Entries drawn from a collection
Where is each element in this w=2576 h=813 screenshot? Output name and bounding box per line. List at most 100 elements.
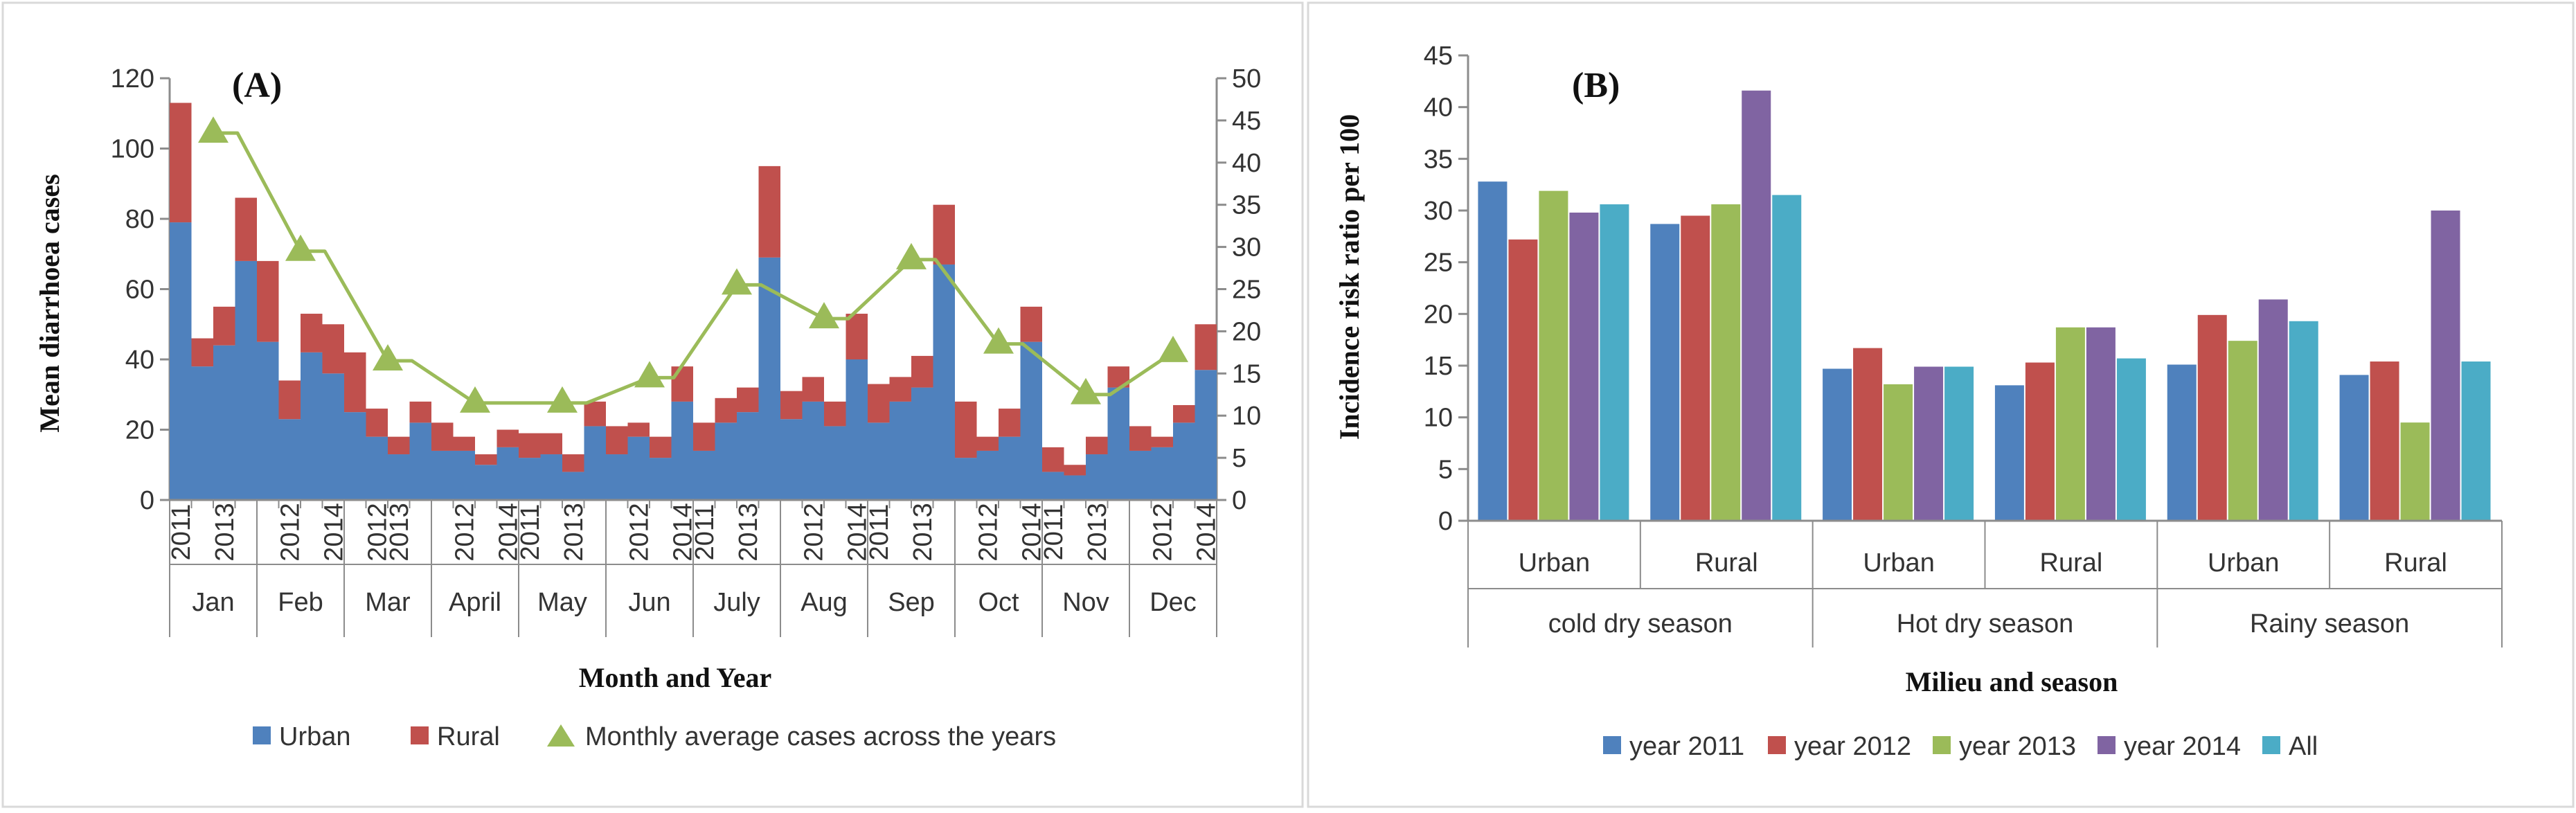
bar-rural bbox=[1042, 447, 1064, 472]
chart-b: 0 5 10 15 20 25 30 35 40 45 Urban Rural Urban Rural Ur… bbox=[1424, 42, 2503, 647]
bar-urban bbox=[846, 359, 868, 500]
legend-swatch bbox=[1603, 736, 1621, 754]
bar-urban bbox=[889, 401, 911, 500]
bar-rural bbox=[1129, 426, 1152, 451]
y2-tick-label: 45 bbox=[1232, 107, 1261, 136]
bar-urban bbox=[606, 454, 628, 500]
y-tick-label: 60 bbox=[125, 276, 154, 305]
bar-urban bbox=[911, 387, 933, 500]
y-tick-label: 0 bbox=[1438, 507, 1453, 536]
y-tick-label: 15 bbox=[1424, 352, 1453, 381]
bar-year-2014 bbox=[2086, 327, 2116, 521]
bar-year-2013 bbox=[2400, 422, 2430, 521]
x-year-label: 2012 bbox=[625, 503, 654, 562]
bar-year-2012 bbox=[2025, 362, 2055, 521]
legend-marker-average bbox=[547, 724, 575, 747]
legend-label: All bbox=[2289, 732, 2318, 761]
bar-urban bbox=[409, 422, 431, 500]
bar-all bbox=[1772, 195, 1802, 521]
bar-urban bbox=[301, 352, 323, 500]
x-year-label: 2012 bbox=[974, 503, 1003, 562]
average-marker bbox=[809, 302, 839, 329]
x-year-label: 2012 bbox=[1148, 503, 1177, 562]
bar-rural bbox=[497, 429, 519, 447]
y-tick-label: 25 bbox=[1424, 249, 1453, 278]
x-year-label: 2012 bbox=[450, 503, 479, 562]
y-tick-label: 45 bbox=[1424, 42, 1453, 71]
bar-rural bbox=[1020, 306, 1042, 342]
bar-urban bbox=[431, 450, 454, 500]
chart-b-legend: year 2011 year 2012 year 2013 year 2014 All bbox=[1603, 732, 2318, 761]
x-year-label: 2012 bbox=[799, 503, 828, 562]
bar-rural bbox=[344, 352, 366, 413]
bar-year-2011 bbox=[2339, 375, 2369, 521]
bar-all bbox=[2116, 358, 2146, 521]
bar-urban bbox=[540, 454, 562, 500]
bar-rural bbox=[824, 401, 846, 427]
bar-urban bbox=[257, 341, 279, 500]
x-milieu-label: Rural bbox=[2384, 548, 2447, 578]
bar-rural bbox=[693, 422, 715, 451]
bar-year-2012 bbox=[1681, 215, 1710, 521]
bar-rural bbox=[409, 401, 431, 423]
bar-urban bbox=[1173, 422, 1195, 500]
bar-rural bbox=[540, 433, 562, 455]
average-marker bbox=[547, 386, 578, 413]
bar-rural bbox=[737, 387, 759, 413]
y2-tick-label: 20 bbox=[1232, 317, 1261, 346]
bar-urban bbox=[344, 412, 366, 500]
x-year-label: 2014 bbox=[843, 503, 872, 562]
y2-tick-label: 50 bbox=[1232, 64, 1261, 93]
bar-urban bbox=[802, 401, 824, 500]
bar-urban bbox=[1107, 387, 1129, 500]
y-tick-label: 35 bbox=[1424, 145, 1453, 174]
bar-rural bbox=[475, 454, 497, 465]
bar-rural bbox=[846, 314, 868, 359]
bar-urban bbox=[737, 412, 759, 500]
bar-rural bbox=[758, 166, 780, 258]
y-tick-label: 40 bbox=[1424, 93, 1453, 123]
x-year-label: 2014 bbox=[1017, 503, 1046, 562]
bar-rural bbox=[170, 102, 192, 223]
x-season-label: Rainy season bbox=[2250, 609, 2409, 638]
y-tick-label: 10 bbox=[1424, 404, 1453, 433]
bar-rural bbox=[650, 436, 672, 458]
bar-urban bbox=[693, 450, 715, 500]
bar-rural bbox=[911, 355, 933, 388]
bar-urban bbox=[497, 447, 519, 500]
legend-label: year 2011 bbox=[1629, 732, 1744, 761]
legend-swatch bbox=[2098, 736, 2116, 754]
bar-rural bbox=[366, 409, 388, 437]
x-milieu-label: Urban bbox=[1863, 548, 1935, 578]
x-month-label: Mar bbox=[365, 588, 411, 617]
bar-urban bbox=[671, 401, 693, 500]
x-month-label: Oct bbox=[978, 588, 1019, 617]
bar-urban bbox=[627, 436, 650, 500]
x-year-label: 2014 bbox=[668, 503, 697, 562]
x-year-label: 2014 bbox=[319, 503, 348, 562]
y2-tick-label: 15 bbox=[1232, 359, 1261, 388]
legend-swatch bbox=[1933, 736, 1951, 754]
y-tick-label: 20 bbox=[1424, 300, 1453, 329]
bar-year-2014 bbox=[1742, 90, 1771, 521]
bar-urban bbox=[1064, 475, 1086, 500]
bar-rural bbox=[868, 384, 890, 423]
bar-rural bbox=[519, 433, 541, 458]
bar-rural bbox=[999, 409, 1021, 437]
x-month-label: July bbox=[713, 588, 760, 617]
x-month-label: Dec bbox=[1150, 588, 1197, 617]
bar-year-2013 bbox=[2055, 327, 2085, 521]
legend-label: year 2012 bbox=[1794, 732, 1911, 761]
bar-urban bbox=[780, 419, 803, 500]
bar-urban bbox=[1042, 472, 1064, 500]
y2-tick-label: 40 bbox=[1232, 149, 1261, 178]
x-year-label: 2013 bbox=[1083, 503, 1112, 562]
x-year-label: 2012 bbox=[276, 503, 305, 562]
x-month-label: Jun bbox=[628, 588, 670, 617]
average-marker bbox=[634, 361, 665, 388]
bar-urban bbox=[650, 458, 672, 500]
bar-rural bbox=[780, 391, 803, 420]
bar-urban bbox=[584, 426, 606, 500]
bar-year-2014 bbox=[2431, 211, 2460, 521]
y2-tick-label: 25 bbox=[1232, 276, 1261, 305]
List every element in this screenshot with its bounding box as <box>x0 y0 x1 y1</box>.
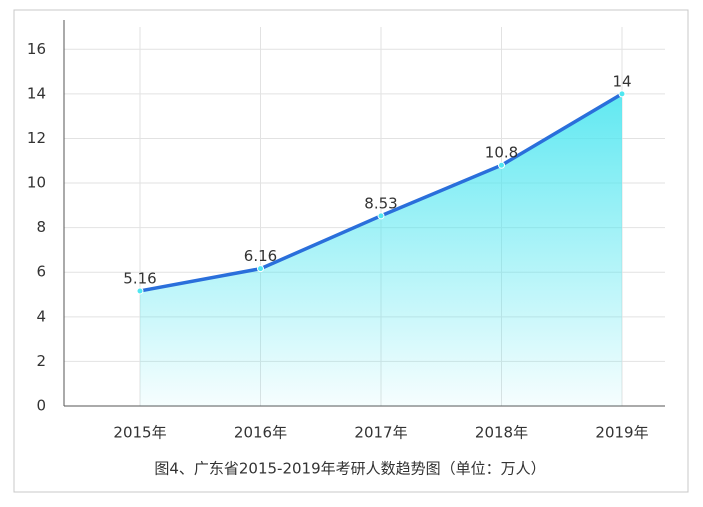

- _GOAL OF THE EXERCISE_
Output the lines of the records above as a Markdown table with two columns, Row for the row number and Line for the text, omitting blank lines. Leave the pictures out of the answer.

- _ANSWER FOR THIS EXERCISE_
| Row | Line |
|---|---|
| 1 | Where is each element in this w=2576 h=813 screenshot? Output name and bounding box per line. List at most 100 elements. |
| 2 | bar-rural bbox=[1042, 447, 1064, 472] |
| 3 | chart-b: 0 5 10 15 20 25 30 35 40 45 Urban Rural Urban Rural Ur… bbox=[1424, 42, 2503, 647] |
| 4 | bar-urban bbox=[846, 359, 868, 500] |
| 5 | legend-swatch bbox=[1603, 736, 1621, 754] |
| 6 | bar-urban bbox=[889, 401, 911, 500] |
| 7 | bar-rural bbox=[1129, 426, 1152, 451] |
| 8 | y2-tick-label: 45 bbox=[1232, 107, 1261, 136] |
| 9 | bar-urban bbox=[606, 454, 628, 500] |
| 10 | y-tick-label: 60 bbox=[125, 276, 154, 305] |
| 11 | bar-urban bbox=[911, 387, 933, 500] |
| 12 | y-tick-label: 0 bbox=[1438, 507, 1453, 536] |
| 13 | y-tick-label: 15 bbox=[1424, 352, 1453, 381] |
| 14 | bar-year-2014 bbox=[2086, 327, 2116, 521] |
| 15 | bar-year-2013 bbox=[2400, 422, 2430, 521] |
| 16 | x-year-label: 2012 bbox=[625, 503, 654, 562] |
| 17 | bar-year-2012 bbox=[2025, 362, 2055, 521] |
| 18 | legend-marker-average bbox=[547, 724, 575, 747] |
| 19 | legend-label: All bbox=[2289, 732, 2318, 761] |
| 20 | bar-urban bbox=[409, 422, 431, 500] |
| 21 | bar-all bbox=[1772, 195, 1802, 521] |
| 22 | bar-urban bbox=[301, 352, 323, 500] |
| 23 | x-year-label: 2012 bbox=[974, 503, 1003, 562] |
| 24 | average-marker bbox=[809, 302, 839, 329] |
| 25 | x-year-label: 2012 bbox=[1148, 503, 1177, 562] |
| 26 | bar-rural bbox=[497, 429, 519, 447] |
| 27 | y-tick-label: 25 bbox=[1424, 249, 1453, 278] |
| 28 | x-year-label: 2012 bbox=[450, 503, 479, 562] |
| 29 | y-tick-label: 45 bbox=[1424, 42, 1453, 71] |
| 30 | bar-rural bbox=[1020, 306, 1042, 342] |
| 31 | bar-urban bbox=[431, 450, 454, 500] |
| 32 | chart-b-legend: year 2011 year 2012 year 2013 year 2014 All bbox=[1603, 732, 2318, 761] |
| 33 | x-year-label: 2012 bbox=[799, 503, 828, 562] |
| 34 | bar-rural bbox=[344, 352, 366, 413] |
| 35 | bar-year-2011 bbox=[2339, 375, 2369, 521] |
| 36 | bar-all bbox=[2116, 358, 2146, 521] |
| 37 | bar-urban bbox=[540, 454, 562, 500] |
| 38 | bar-rural bbox=[824, 401, 846, 427] |
| 39 | bar-urban bbox=[257, 341, 279, 500] |
| 40 | x-milieu-label: Rural bbox=[2384, 548, 2447, 578] |
| 41 | bar-rural bbox=[693, 422, 715, 451] |
| 42 | bar-year-2012 bbox=[1681, 215, 1710, 521] |
| 43 | bar-rural bbox=[409, 401, 431, 423] |
| 44 | bar-urban bbox=[1173, 422, 1195, 500] |
| 45 | bar-rural bbox=[540, 433, 562, 455] |
| 46 | average-marker bbox=[547, 386, 578, 413] |
| 47 | bar-rural bbox=[737, 387, 759, 413] |
| 48 | y2-tick-label: 20 bbox=[1232, 317, 1261, 346] |
| 49 | bar-urban bbox=[344, 412, 366, 500] |
| 50 | x-year-label: 2014 bbox=[843, 503, 872, 562] |
| 51 | y2-tick-label: 50 bbox=[1232, 64, 1261, 93] |
| 52 | bar-urban bbox=[802, 401, 824, 500] |
| 53 | bar-urban bbox=[1107, 387, 1129, 500] |
| 54 | y-tick-label: 35 bbox=[1424, 145, 1453, 174] |
| 55 | bar-rural bbox=[475, 454, 497, 465] |
| 56 | bar-rural bbox=[846, 314, 868, 359] |
| 57 | bar-urban bbox=[737, 412, 759, 500] |
| 58 | bar-rural bbox=[758, 166, 780, 258] |
| 59 | y-tick-label: 40 bbox=[1424, 93, 1453, 123] |
| 60 | x-year-label: 2014 bbox=[1017, 503, 1046, 562] |
| 61 | bar-rural bbox=[170, 102, 192, 223] |
| 62 | x-season-label: Rainy season bbox=[2250, 609, 2409, 638] |
| 63 | y-tick-label: 10 bbox=[1424, 404, 1453, 433] |
| 64 | bar-rural bbox=[650, 436, 672, 458] |
| 65 | bar-urban bbox=[693, 450, 715, 500] |
| 66 | bar-rural bbox=[911, 355, 933, 388] |
| 67 | bar-urban bbox=[497, 447, 519, 500] |
| 68 | legend-label: year 2011 bbox=[1629, 732, 1744, 761] |
| 69 | legend-swatch bbox=[2098, 736, 2116, 754] |
| 70 | bar-rural bbox=[366, 409, 388, 437] |
| 71 | x-milieu-label: Urban bbox=[1863, 548, 1935, 578] |
| 72 | x-month-label: Mar bbox=[365, 588, 411, 617] |
| 73 | bar-urban bbox=[671, 401, 693, 500] |
| 74 | x-month-label: Oct bbox=[978, 588, 1019, 617] |
| 75 | bar-urban bbox=[627, 436, 650, 500] |
| 76 | x-year-label: 2014 bbox=[668, 503, 697, 562] |
| 77 | x-year-label: 2014 bbox=[319, 503, 348, 562] |
| 78 | y2-tick-label: 15 bbox=[1232, 359, 1261, 388] |
| 79 | legend-swatch bbox=[1933, 736, 1951, 754] |
| 80 | y-tick-label: 20 bbox=[1424, 300, 1453, 329] |
| 81 | bar-year-2014 bbox=[1742, 90, 1771, 521] |
| 82 | bar-urban bbox=[1064, 475, 1086, 500] |
| 83 | bar-rural bbox=[868, 384, 890, 423] |
| 84 | bar-rural bbox=[519, 433, 541, 458] |
| 85 | bar-rural bbox=[999, 409, 1021, 437] |
| 86 | x-month-label: July bbox=[713, 588, 760, 617] |
| 87 | x-month-label: Dec bbox=[1150, 588, 1197, 617] |
| 88 | bar-year-2013 bbox=[2055, 327, 2085, 521] |
| 89 | legend-label: year 2012 bbox=[1794, 732, 1911, 761] |
| 90 | bar-urban bbox=[780, 419, 803, 500] |
| 91 | bar-urban bbox=[1042, 472, 1064, 500] |
| 92 | y2-tick-label: 40 bbox=[1232, 149, 1261, 178] |
| 93 | x-year-label: 2013 bbox=[1083, 503, 1112, 562] |
| 94 | x-year-label: 2012 bbox=[276, 503, 305, 562] |
| 95 | x-month-label: Jun bbox=[628, 588, 670, 617] |
| 96 | average-marker bbox=[634, 361, 665, 388] |
| 97 | bar-urban bbox=[650, 458, 672, 500] |
| 98 | bar-rural bbox=[780, 391, 803, 420] |
| 99 | bar-urban bbox=[584, 426, 606, 500] |
| 100 | bar-year-2014 bbox=[2431, 211, 2460, 521] |
| 101 | y2-tick-label: 25 bbox=[1232, 276, 1261, 305] |
| 102 | List every element in this screenshot with its bounding box as <box>x0 y0 x1 y1</box>. |